## Requirement
From the entries, copy each line that includes "text".
━━━━━ Source information
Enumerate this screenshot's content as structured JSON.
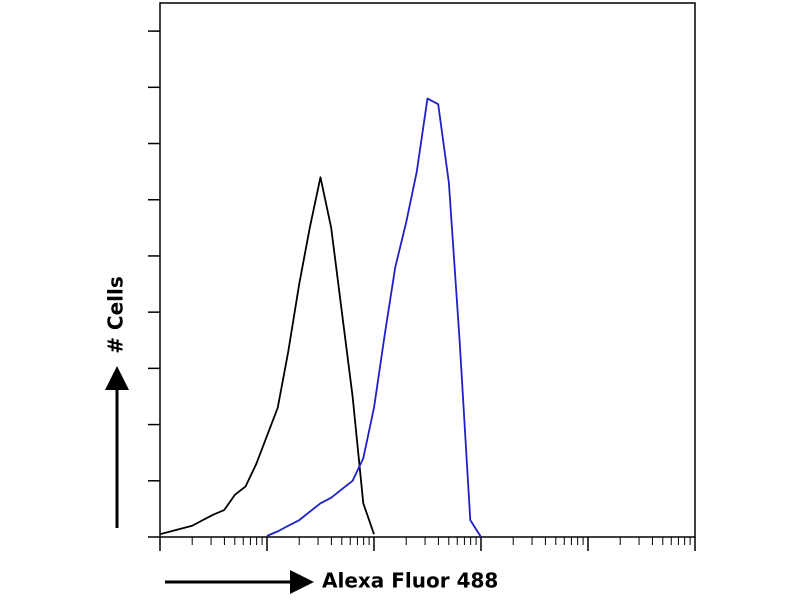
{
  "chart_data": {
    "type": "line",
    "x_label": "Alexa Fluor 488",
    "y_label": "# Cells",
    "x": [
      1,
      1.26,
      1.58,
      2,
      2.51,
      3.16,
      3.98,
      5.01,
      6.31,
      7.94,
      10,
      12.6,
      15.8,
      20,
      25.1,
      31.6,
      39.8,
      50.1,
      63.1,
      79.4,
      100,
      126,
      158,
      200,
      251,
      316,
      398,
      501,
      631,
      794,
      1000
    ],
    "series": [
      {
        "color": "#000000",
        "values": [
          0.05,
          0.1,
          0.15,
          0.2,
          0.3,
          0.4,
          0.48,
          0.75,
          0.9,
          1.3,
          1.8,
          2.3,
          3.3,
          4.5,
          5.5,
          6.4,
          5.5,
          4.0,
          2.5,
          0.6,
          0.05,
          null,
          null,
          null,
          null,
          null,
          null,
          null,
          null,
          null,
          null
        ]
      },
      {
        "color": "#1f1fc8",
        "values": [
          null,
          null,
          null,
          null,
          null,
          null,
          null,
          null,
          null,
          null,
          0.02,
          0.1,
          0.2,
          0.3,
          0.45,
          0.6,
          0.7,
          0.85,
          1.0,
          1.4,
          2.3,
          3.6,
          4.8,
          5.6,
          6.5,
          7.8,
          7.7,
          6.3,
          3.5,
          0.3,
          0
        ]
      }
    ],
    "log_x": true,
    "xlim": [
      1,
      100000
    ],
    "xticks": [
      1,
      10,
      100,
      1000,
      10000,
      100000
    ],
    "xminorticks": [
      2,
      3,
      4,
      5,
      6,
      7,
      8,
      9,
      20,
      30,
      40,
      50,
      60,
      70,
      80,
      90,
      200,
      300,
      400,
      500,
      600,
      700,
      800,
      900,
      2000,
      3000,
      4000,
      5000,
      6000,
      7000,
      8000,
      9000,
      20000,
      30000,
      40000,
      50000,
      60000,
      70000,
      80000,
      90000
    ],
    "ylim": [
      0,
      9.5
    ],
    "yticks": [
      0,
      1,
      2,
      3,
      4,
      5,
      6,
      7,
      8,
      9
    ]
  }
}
━━━━━━━━━━
━━━━━ Source information
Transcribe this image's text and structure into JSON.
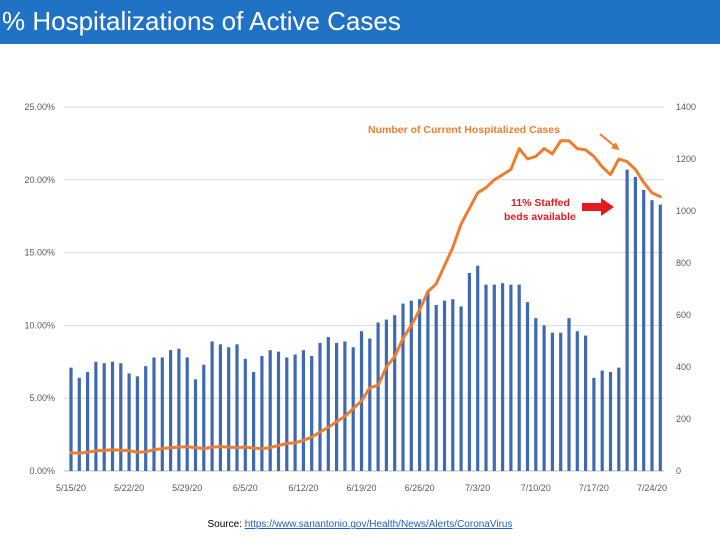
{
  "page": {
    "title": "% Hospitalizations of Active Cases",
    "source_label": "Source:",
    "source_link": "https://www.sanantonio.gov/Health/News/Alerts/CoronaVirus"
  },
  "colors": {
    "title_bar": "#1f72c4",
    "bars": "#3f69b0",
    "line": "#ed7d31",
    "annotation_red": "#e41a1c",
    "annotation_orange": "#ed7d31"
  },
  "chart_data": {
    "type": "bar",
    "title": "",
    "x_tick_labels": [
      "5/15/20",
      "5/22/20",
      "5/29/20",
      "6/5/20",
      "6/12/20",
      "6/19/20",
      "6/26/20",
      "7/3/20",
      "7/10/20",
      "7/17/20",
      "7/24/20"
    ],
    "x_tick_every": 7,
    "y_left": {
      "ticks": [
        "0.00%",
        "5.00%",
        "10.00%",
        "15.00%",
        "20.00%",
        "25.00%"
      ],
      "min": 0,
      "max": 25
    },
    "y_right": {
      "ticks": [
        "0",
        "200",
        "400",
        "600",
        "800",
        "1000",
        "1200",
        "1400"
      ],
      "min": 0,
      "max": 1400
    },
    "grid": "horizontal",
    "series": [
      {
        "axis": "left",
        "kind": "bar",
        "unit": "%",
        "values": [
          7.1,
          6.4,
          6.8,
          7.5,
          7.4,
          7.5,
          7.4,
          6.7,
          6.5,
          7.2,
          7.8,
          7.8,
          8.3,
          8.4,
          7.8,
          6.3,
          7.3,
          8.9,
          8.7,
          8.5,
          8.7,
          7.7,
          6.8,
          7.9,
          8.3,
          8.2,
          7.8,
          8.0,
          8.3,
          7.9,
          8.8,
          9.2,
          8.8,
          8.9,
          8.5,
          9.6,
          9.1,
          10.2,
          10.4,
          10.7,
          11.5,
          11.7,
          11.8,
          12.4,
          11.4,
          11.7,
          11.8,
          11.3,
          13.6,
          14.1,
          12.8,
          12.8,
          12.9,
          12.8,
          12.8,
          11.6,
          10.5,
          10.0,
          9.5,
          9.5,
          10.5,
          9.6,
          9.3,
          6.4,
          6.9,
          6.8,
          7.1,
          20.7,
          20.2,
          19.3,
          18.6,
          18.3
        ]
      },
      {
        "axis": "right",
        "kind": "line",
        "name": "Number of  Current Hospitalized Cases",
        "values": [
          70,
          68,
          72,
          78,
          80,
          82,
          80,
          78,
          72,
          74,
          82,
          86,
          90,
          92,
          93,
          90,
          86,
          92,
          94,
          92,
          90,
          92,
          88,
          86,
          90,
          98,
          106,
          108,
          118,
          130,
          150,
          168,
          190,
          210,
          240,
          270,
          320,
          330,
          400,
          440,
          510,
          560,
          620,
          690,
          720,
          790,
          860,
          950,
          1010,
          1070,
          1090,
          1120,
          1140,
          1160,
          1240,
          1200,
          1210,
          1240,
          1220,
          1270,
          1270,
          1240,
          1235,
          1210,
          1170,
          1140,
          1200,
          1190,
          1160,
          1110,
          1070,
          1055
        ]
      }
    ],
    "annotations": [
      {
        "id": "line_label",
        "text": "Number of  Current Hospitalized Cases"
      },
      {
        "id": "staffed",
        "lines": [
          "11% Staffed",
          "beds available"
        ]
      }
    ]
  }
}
━━━━━━━━━━
## Solution below
Transcribe this image's text and structure into JSON.
        "text": "Number of  Current Hospitalized Cases"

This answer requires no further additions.